Material supplied
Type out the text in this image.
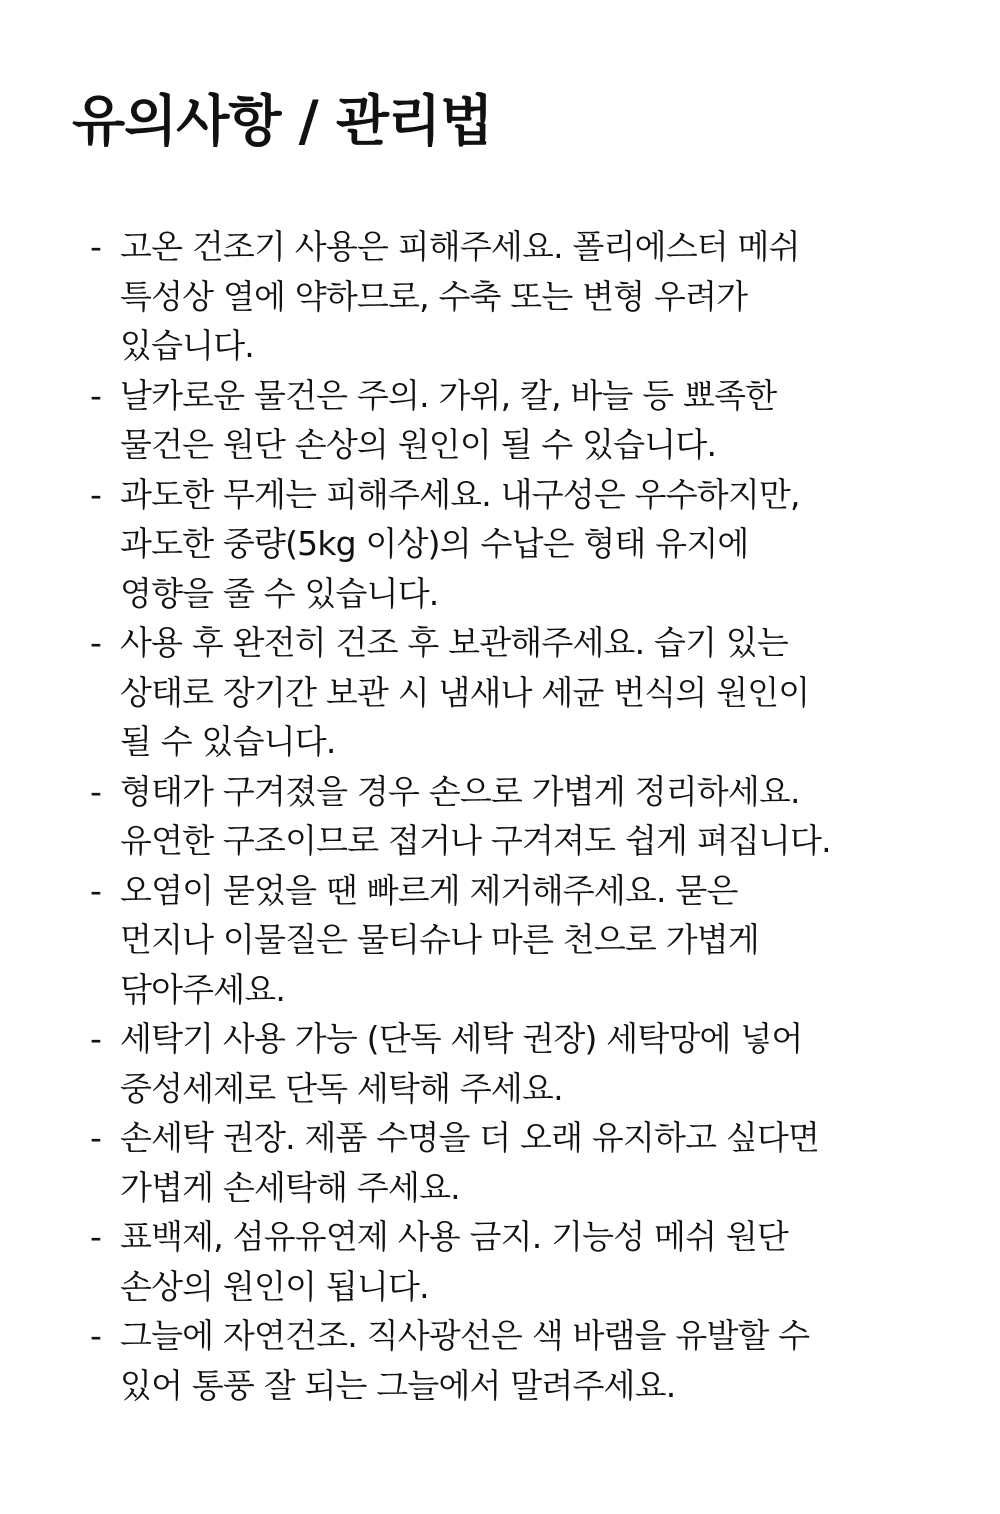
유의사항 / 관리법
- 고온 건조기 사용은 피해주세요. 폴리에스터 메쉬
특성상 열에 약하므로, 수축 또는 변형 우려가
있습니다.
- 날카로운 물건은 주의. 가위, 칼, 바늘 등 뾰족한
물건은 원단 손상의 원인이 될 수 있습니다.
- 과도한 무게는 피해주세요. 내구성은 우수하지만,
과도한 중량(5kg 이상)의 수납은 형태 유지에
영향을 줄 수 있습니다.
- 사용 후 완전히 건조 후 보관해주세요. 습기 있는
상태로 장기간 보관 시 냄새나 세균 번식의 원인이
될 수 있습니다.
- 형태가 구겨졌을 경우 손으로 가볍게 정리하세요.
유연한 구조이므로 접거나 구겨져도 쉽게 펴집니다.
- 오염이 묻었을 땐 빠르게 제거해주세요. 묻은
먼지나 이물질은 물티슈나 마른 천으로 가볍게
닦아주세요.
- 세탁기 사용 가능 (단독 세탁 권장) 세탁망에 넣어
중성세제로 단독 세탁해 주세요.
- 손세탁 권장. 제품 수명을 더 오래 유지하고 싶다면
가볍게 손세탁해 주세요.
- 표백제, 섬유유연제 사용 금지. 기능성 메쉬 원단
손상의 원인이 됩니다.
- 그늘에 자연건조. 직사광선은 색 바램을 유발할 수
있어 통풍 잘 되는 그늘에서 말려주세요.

What you should do
Only the number is wanted: how many lines above include the word "피해주세요"?

Result of this task
2